-- Start RECORD EXTRACTS --

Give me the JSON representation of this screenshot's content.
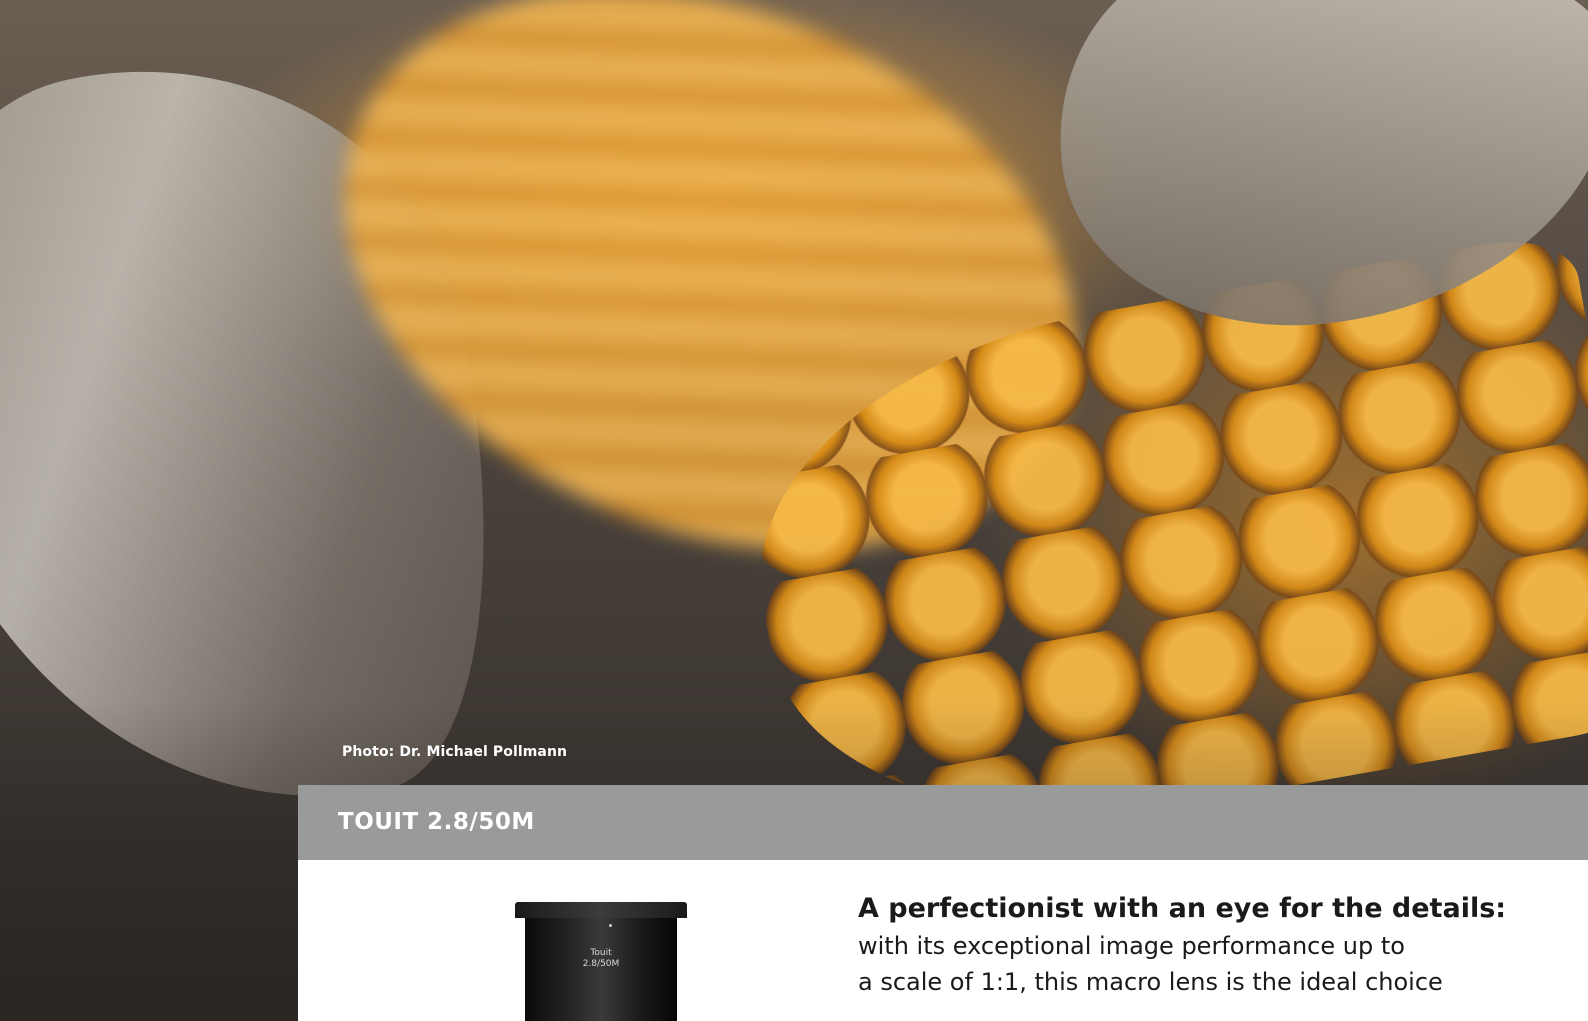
{
  "photo": {
    "credit": "Photo: Dr. Michael Pollmann"
  },
  "product": {
    "title": "TOUIT 2.8/50M",
    "lens_label_line1": "Touit",
    "lens_label_line2": "2.8/50M"
  },
  "description": {
    "lead": "A perfectionist with an eye for the details:",
    "line1": "with its exceptional image performance up to",
    "line2": "a scale of 1:1, this macro lens is the ideal choice"
  }
}
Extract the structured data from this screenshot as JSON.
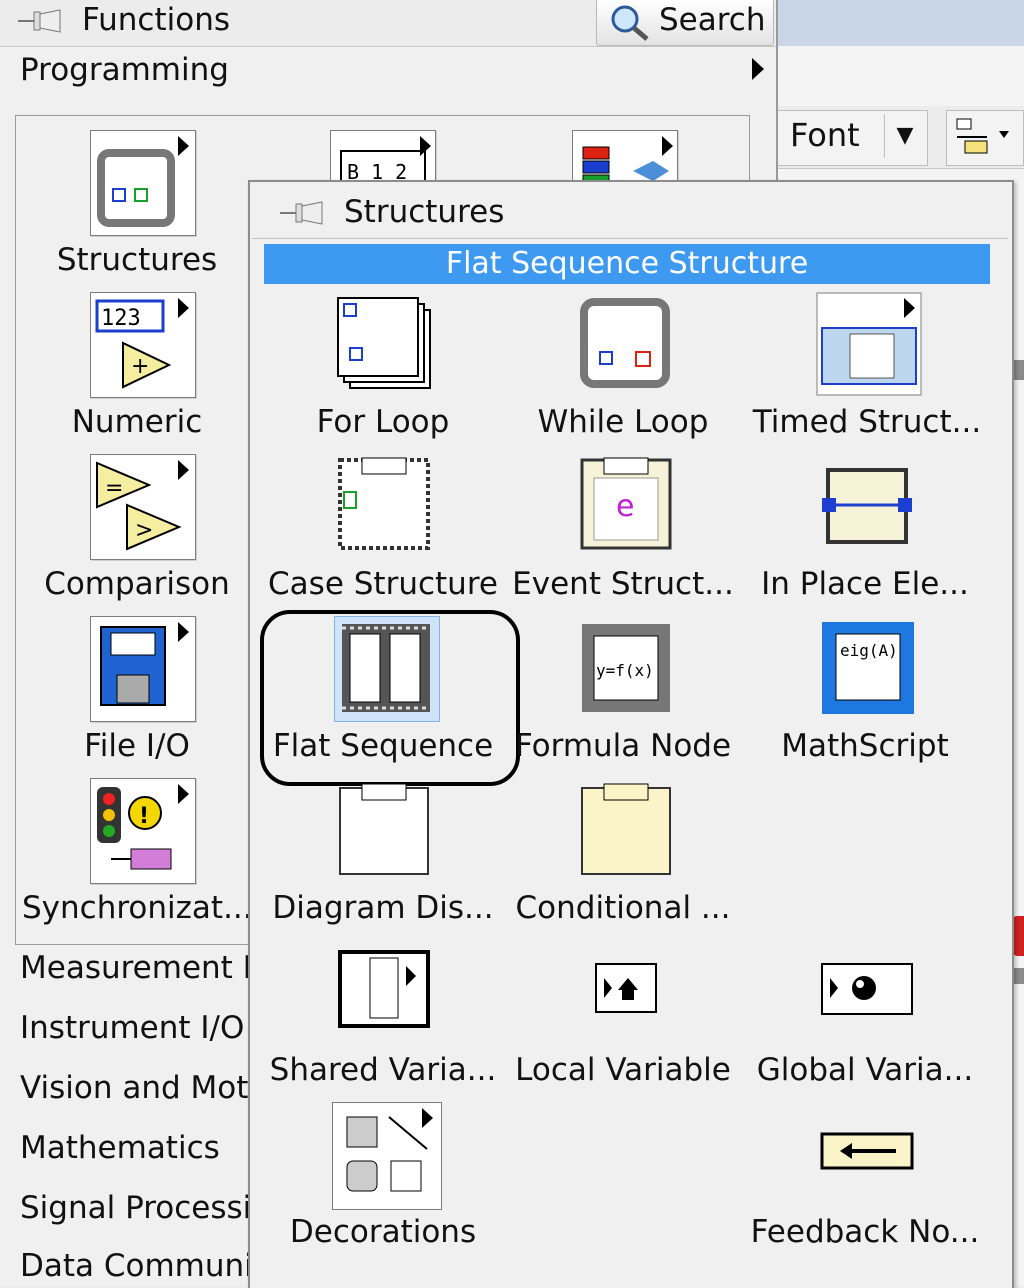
{
  "functions_palette": {
    "title": "Functions",
    "search_label": "Search",
    "programming_label": "Programming",
    "left_items": [
      {
        "label": "Structures",
        "icon": "structures-icon"
      },
      {
        "label": "Numeric",
        "icon": "numeric-icon"
      },
      {
        "label": "Comparison",
        "icon": "comparison-icon"
      },
      {
        "label": "File I/O",
        "icon": "file-io-icon"
      },
      {
        "label": "Synchronizat...",
        "icon": "synchronization-icon"
      }
    ],
    "categories": [
      "Measurement I",
      "Instrument I/O",
      "Vision and Mot",
      "Mathematics",
      "Signal Processi",
      "Data Communi"
    ]
  },
  "toolbar": {
    "font_label": "Font"
  },
  "structures_palette": {
    "title": "Structures",
    "tooltip": "Flat Sequence Structure",
    "items": [
      {
        "label": "For Loop",
        "icon": "for-loop-icon"
      },
      {
        "label": "While Loop",
        "icon": "while-loop-icon"
      },
      {
        "label": "Timed Struct...",
        "icon": "timed-structure-icon"
      },
      {
        "label": "Case Structure",
        "icon": "case-structure-icon"
      },
      {
        "label": "Event Struct...",
        "icon": "event-structure-icon"
      },
      {
        "label": "In Place Ele...",
        "icon": "in-place-element-icon"
      },
      {
        "label": "Flat Sequence",
        "icon": "flat-sequence-icon"
      },
      {
        "label": "Formula Node",
        "icon": "formula-node-icon"
      },
      {
        "label": "MathScript",
        "icon": "mathscript-icon"
      },
      {
        "label": "Diagram Dis...",
        "icon": "diagram-disable-icon"
      },
      {
        "label": "Conditional ...",
        "icon": "conditional-disable-icon"
      },
      {
        "label": "Shared Varia...",
        "icon": "shared-variable-icon"
      },
      {
        "label": "Local Variable",
        "icon": "local-variable-icon"
      },
      {
        "label": "Global Varia...",
        "icon": "global-variable-icon"
      },
      {
        "label": "Decorations",
        "icon": "decorations-icon"
      },
      {
        "label": "Feedback No...",
        "icon": "feedback-node-icon"
      }
    ],
    "icon_texts": {
      "numeric_digits": "123",
      "formula": "y=f(x)",
      "mathscript": "eig(A)",
      "event": "e",
      "sequence_frames": "B 1 2"
    }
  },
  "colors": {
    "tooltip_bg": "#3d9af0",
    "panel_bg": "#f0f0f0",
    "ring": "#000000"
  }
}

-- End RECORD EXTRACTS --

■ **EXERCISE PROMPT**: Look back over the material above and state how many lines hold the word "with". Write the number and nothing else.

■ **RESULT**: 2